## SOURCE DOCUMENT
## Begin

# Intuition for why a group can fail to have an automorphism sending a particular element to its inverse.

Below is an arguably geometric example, it may not be what you're looking for.

For a vector space $$V$$ over a field $$F$$, let $$A(V)$$ be the group of affine maps on $$V$$ which are compositions of translations and scaling maps, i.e. the affine maps of the form $$x \mapsto ax + v$$, for $$a \in F \setminus \{0\}$$ and $$v \in V$$. Let $$T(V)$$ be the subgroup of $$A(V)$$ consisting of translations, i.e. the maps $$x \mapsto x + v$$. Note that $$T(V) \cong V$$ as groups. We include the translations because they encode additional structure of the action of scaling maps on $$V$$; if we only considered the group of scaling maps, this would just be $$F \setminus \{0\}$$ under multiplication, which is abelian, and thus has automorphism $$g \mapsto g^{-1}$$.

We will now prove that when $$F = \mathbb{Q}$$ or $$\mathbb{F}_p$$, every automorphism $$\phi$$ of $$A(V)$$ preserves scaling factor, meaning if $$f \in A(V)$$ is of the form $$x \mapsto ax + v$$, then $$\phi(f)$$ is of the form $$x \mapsto ax + v'$$. In particular, this will mean that every element of $$A(V)$$ with scaling factor $$a \neq \pm 1$$ is not sent to its inverse by any automorphism of $$A(V)$$.

Lemma 1: Let $$m, n$$ be integers which are not zero in $$F$$. Then for $$f \in A(V)$$, $$f$$ has the property that $$fg^n = g^m f$$ for all $$g \in T(V)$$ if and only if $$f$$ has scaling factor $$m/n$$, meaning $$f$$ is of the form $$x \mapsto (m/n)x + v$$.

## End

## CHALLENGE
Please echo the stretch of the text on group automorphisms from "# Intuition for" through "you're looking for.". The listing comes from a different source than the text above.

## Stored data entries
## Begin

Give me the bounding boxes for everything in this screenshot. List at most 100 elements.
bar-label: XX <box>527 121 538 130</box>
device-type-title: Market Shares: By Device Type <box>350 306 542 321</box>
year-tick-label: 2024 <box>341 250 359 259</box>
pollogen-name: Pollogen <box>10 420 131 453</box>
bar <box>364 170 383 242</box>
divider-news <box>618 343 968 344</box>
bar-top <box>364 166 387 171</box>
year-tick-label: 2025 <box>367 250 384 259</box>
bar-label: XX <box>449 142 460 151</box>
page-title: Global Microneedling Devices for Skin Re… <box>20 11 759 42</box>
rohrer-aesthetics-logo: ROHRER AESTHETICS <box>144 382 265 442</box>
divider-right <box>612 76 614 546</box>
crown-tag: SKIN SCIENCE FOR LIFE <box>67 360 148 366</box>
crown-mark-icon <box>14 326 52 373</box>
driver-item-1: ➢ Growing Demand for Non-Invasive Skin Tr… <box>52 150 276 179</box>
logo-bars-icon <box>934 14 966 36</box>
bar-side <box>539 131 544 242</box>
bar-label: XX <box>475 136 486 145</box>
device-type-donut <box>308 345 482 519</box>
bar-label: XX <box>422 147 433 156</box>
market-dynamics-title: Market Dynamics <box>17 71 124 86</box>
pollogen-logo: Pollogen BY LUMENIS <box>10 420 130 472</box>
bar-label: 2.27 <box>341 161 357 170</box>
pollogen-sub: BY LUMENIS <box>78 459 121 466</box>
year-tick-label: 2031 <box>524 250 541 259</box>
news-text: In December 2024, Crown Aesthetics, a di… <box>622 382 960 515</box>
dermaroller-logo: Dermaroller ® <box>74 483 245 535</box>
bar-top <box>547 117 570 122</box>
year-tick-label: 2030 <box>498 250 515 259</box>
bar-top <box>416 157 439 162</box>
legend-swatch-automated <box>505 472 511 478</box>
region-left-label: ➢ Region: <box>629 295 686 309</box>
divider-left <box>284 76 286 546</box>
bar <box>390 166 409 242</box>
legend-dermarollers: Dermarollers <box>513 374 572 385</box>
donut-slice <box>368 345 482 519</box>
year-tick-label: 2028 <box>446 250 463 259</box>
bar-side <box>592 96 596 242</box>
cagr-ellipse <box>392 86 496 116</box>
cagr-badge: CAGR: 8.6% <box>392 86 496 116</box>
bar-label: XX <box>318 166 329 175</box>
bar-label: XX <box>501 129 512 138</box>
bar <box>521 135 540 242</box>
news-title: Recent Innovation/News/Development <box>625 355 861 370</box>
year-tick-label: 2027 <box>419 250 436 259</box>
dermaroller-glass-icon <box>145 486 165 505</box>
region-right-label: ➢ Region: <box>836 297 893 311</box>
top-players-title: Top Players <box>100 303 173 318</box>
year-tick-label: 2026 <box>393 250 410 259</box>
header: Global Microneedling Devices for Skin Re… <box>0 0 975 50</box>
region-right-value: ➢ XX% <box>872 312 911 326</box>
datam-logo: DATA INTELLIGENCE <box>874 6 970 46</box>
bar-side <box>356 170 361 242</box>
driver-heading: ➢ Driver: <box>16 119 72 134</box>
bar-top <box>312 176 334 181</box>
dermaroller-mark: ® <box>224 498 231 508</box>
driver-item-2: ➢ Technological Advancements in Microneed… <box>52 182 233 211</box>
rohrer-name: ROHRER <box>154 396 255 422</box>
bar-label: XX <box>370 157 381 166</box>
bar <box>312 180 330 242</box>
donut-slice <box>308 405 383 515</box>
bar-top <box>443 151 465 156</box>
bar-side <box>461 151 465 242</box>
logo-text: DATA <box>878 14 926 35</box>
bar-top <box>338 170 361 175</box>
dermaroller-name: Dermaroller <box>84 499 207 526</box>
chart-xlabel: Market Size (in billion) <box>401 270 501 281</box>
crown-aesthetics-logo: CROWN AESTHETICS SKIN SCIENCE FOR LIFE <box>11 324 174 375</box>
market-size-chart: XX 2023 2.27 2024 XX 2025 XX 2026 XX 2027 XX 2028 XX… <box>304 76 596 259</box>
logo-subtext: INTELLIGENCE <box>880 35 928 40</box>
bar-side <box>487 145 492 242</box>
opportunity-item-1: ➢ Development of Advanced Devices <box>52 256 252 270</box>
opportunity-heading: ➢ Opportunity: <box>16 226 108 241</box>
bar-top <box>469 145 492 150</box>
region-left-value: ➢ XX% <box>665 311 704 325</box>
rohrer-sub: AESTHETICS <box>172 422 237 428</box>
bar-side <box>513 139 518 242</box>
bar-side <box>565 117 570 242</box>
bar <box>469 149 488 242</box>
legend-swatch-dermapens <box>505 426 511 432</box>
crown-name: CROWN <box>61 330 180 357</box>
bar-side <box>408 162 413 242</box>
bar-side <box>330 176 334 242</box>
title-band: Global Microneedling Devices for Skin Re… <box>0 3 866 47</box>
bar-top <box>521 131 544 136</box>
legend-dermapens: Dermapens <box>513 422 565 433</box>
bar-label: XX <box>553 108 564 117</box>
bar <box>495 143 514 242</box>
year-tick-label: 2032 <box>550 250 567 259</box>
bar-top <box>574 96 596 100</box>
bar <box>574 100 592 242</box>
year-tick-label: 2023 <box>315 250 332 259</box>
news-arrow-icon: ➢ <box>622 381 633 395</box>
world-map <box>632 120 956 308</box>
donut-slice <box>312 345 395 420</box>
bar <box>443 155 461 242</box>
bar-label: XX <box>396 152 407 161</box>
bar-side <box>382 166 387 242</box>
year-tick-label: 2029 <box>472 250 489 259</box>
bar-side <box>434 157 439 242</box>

## End

## TASK ANSWER
# Intuition for why a group can fail to have an automorphism sending a particular element to its inverse.

Below is an arguably geometric example, it may not be what you're looking for.